#### [Given problem]
Gather all lines containing the string "order" and copy them out.

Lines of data
- - - - -
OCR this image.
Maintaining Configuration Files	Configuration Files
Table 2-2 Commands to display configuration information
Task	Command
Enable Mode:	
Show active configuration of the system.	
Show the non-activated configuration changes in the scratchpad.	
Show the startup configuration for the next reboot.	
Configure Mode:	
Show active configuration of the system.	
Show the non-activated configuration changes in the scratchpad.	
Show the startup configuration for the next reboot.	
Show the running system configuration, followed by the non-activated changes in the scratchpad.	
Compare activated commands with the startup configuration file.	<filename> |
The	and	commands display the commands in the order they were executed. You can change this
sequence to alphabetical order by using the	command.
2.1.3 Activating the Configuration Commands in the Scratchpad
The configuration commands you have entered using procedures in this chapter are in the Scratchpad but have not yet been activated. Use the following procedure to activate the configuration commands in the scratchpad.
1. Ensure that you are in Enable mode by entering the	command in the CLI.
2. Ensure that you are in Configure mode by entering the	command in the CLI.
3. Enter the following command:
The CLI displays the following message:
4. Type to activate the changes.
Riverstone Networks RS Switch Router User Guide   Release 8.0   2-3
- - - - -
#### [The output]
The	and	commands display the commands in the order they were executed. You can change this
sequence to alphabetical order by using the	command.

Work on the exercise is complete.